# The task:
Convert each line of the listing below into a JSON list of strings, one string per line, leaving out any blank lines.

# Material for the task:
'''

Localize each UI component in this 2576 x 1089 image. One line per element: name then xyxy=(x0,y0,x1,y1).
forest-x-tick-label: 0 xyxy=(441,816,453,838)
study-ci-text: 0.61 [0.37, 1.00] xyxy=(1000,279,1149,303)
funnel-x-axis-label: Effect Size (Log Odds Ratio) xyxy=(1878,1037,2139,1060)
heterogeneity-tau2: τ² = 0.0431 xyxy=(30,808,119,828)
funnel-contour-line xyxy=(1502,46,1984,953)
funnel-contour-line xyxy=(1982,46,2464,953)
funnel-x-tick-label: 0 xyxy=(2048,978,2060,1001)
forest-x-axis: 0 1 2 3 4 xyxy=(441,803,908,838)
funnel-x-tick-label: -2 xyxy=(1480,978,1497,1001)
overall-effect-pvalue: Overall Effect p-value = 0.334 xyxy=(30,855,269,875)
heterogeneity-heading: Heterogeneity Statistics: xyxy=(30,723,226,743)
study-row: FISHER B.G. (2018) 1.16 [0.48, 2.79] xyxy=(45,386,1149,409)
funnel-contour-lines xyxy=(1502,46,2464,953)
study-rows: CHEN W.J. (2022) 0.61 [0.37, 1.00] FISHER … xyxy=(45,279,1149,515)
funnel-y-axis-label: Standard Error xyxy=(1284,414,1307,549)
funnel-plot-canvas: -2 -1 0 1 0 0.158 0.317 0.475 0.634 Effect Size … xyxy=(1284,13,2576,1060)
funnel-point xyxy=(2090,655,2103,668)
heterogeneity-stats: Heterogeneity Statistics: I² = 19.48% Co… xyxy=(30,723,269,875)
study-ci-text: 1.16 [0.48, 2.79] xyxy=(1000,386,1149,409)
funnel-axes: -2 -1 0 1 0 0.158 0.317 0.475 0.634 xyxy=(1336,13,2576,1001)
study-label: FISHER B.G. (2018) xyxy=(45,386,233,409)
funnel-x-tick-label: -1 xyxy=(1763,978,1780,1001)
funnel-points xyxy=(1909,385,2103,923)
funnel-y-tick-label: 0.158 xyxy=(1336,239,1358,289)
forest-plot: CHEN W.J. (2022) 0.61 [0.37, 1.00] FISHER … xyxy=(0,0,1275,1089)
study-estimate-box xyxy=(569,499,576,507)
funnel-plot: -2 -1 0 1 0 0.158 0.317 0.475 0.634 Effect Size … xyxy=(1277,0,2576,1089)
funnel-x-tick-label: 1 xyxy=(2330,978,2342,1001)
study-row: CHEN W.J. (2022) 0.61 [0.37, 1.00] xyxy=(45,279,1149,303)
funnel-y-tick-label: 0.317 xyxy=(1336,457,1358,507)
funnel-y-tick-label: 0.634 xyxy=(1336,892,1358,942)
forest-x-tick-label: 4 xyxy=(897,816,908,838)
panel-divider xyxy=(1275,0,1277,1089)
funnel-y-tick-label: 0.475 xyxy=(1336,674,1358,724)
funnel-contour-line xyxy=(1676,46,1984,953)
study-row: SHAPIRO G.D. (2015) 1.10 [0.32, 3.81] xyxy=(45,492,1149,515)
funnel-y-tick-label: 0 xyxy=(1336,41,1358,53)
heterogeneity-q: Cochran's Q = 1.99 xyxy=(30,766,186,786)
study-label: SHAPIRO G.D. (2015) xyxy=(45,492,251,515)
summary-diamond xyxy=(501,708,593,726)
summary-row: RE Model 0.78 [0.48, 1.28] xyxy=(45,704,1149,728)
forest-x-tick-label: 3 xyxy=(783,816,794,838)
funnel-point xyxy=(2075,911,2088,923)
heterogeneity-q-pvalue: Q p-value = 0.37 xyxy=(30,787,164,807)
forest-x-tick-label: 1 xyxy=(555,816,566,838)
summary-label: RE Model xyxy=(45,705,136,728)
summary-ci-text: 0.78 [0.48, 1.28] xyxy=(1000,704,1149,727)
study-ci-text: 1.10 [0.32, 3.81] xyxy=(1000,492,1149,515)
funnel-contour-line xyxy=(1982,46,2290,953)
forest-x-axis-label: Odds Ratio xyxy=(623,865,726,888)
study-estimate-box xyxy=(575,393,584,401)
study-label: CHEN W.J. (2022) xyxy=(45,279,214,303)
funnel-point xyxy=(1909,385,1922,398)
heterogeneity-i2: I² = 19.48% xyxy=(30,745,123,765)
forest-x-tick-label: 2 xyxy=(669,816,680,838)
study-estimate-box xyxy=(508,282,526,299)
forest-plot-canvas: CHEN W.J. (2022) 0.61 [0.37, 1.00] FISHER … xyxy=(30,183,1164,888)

'''

# Answer in full:
[
  "Localize each UI component in this 2576 x 1089 image. One line per element: name then xyxy=(x0,y0,x1,y1).",
  "forest-x-tick-label: 0 xyxy=(441,816,453,838)",
  "study-ci-text: 0.61 [0.37, 1.00] xyxy=(1000,279,1149,303)",
  "funnel-x-axis-label: Effect Size (Log Odds Ratio) xyxy=(1878,1037,2139,1060)",
  "heterogeneity-tau2: τ² = 0.0431 xyxy=(30,808,119,828)",
  "funnel-contour-line xyxy=(1502,46,1984,953)",
  "funnel-contour-line xyxy=(1982,46,2464,953)",
  "funnel-x-tick-label: 0 xyxy=(2048,978,2060,1001)",
  "forest-x-axis: 0 1 2 3 4 xyxy=(441,803,908,838)",
  "funnel-x-tick-label: -2 xyxy=(1480,978,1497,1001)",
  "overall-effect-pvalue: Overall Effect p-value = 0.334 xyxy=(30,855,269,875)",
  "heterogeneity-heading: Heterogeneity Statistics: xyxy=(30,723,226,743)",
  "study-row: FISHER B.G. (2018) 1.16 [0.48, 2.79] xyxy=(45,386,1149,409)",
  "funnel-contour-lines xyxy=(1502,46,2464,953)",
  "study-rows: CHEN W.J. (2022) 0.61 [0.37, 1.00] FISHER … xyxy=(45,279,1149,515)",
  "funnel-y-axis-label: Standard Error xyxy=(1284,414,1307,549)",
  "funnel-plot-canvas: -2 -1 0 1 0 0.158 0.317 0.475 0.634 Effect Size … xyxy=(1284,13,2576,1060)",
  "funnel-point xyxy=(2090,655,2103,668)",
  "heterogeneity-stats: Heterogeneity Statistics: I² = 19.48% Co… xyxy=(30,723,269,875)",
  "study-ci-text: 1.16 [0.48, 2.79] xyxy=(1000,386,1149,409)",
  "funnel-axes: -2 -1 0 1 0 0.158 0.317 0.475 0.634 xyxy=(1336,13,2576,1001)",
  "study-label: FISHER B.G. (2018) xyxy=(45,386,233,409)",
  "funnel-x-tick-label: -1 xyxy=(1763,978,1780,1001)",
  "funnel-points xyxy=(1909,385,2103,923)",
  "funnel-y-tick-label: 0.158 xyxy=(1336,239,1358,289)",
  "forest-plot: CHEN W.J. (2022) 0.61 [0.37, 1.00] FISHER … xyxy=(0,0,1275,1089)",
  "study-estimate-box xyxy=(569,499,576,507)",
  "funnel-plot: -2 -1 0 1 0 0.158 0.317 0.475 0.634 Effect Size … xyxy=(1277,0,2576,1089)",
  "funnel-x-tick-label: 1 xyxy=(2330,978,2342,1001)",
  "study-row: CHEN W.J. (2022) 0.61 [0.37, 1.00] xyxy=(45,279,1149,303)",
  "funnel-y-tick-label: 0.317 xyxy=(1336,457,1358,507)",
  "funnel-y-tick-label: 0.634 xyxy=(1336,892,1358,942)",
  "forest-x-tick-label: 4 xyxy=(897,816,908,838)",
  "panel-divider xyxy=(1275,0,1277,1089)",
  "funnel-y-tick-label: 0.475 xyxy=(1336,674,1358,724)",
  "funnel-contour-line xyxy=(1676,46,1984,953)",
  "study-row: SHAPIRO G.D. (2015) 1.10 [0.32, 3.81] xyxy=(45,492,1149,515)",
  "funnel-y-tick-label: 0 xyxy=(1336,41,1358,53)",
  "heterogeneity-q: Cochran's Q = 1.99 xyxy=(30,766,186,786)",
  "study-label: SHAPIRO G.D. (2015) xyxy=(45,492,251,515)",
  "summary-diamond xyxy=(501,708,593,726)",
  "summary-row: RE Model 0.78 [0.48, 1.28] xyxy=(45,704,1149,728)",
  "forest-x-tick-label: 3 xyxy=(783,816,794,838)",
  "funnel-point xyxy=(2075,911,2088,923)",
  "heterogeneity-q-pvalue: Q p-value = 0.37 xyxy=(30,787,164,807)",
  "forest-x-tick-label: 1 xyxy=(555,816,566,838)",
  "summary-label: RE Model xyxy=(45,705,136,728)",
  "summary-ci-text: 0.78 [0.48, 1.28] xyxy=(1000,704,1149,727)",
  "study-ci-text: 1.10 [0.32, 3.81] xyxy=(1000,492,1149,515)",
  "funnel-contour-line xyxy=(1982,46,2290,953)",
  "forest-x-axis-label: Odds Ratio xyxy=(623,865,726,888)",
  "study-estimate-box xyxy=(575,393,584,401)",
  "study-label: CHEN W.J. (2022) xyxy=(45,279,214,303)",
  "funnel-point xyxy=(1909,385,1922,398)",
  "heterogeneity-i2: I² = 19.48% xyxy=(30,745,123,765)",
  "forest-x-tick-label: 2 xyxy=(669,816,680,838)",
  "study-estimate-box xyxy=(508,282,526,299)",
  "forest-plot-canvas: CHEN W.J. (2022) 0.61 [0.37, 1.00] FISHER … xyxy=(30,183,1164,888)"
]